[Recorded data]
———
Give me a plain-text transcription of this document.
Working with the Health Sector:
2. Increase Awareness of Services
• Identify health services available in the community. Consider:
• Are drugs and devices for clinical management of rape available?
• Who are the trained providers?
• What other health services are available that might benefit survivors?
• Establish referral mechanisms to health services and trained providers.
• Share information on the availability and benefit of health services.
———
What is needed -> Make an exact copy of the material above.

Response for this exercise ->
Give me a plain-text transcription of this document.
Working with the Health Sector:
2. Increase Awareness of Services
• Identify health services available in the community. Consider:
• Are drugs and devices for clinical management of rape available?
• Who are the trained providers?
• What other health services are available that might benefit survivors?
• Establish referral mechanisms to health services and trained providers.
• Share information on the availability and benefit of health services.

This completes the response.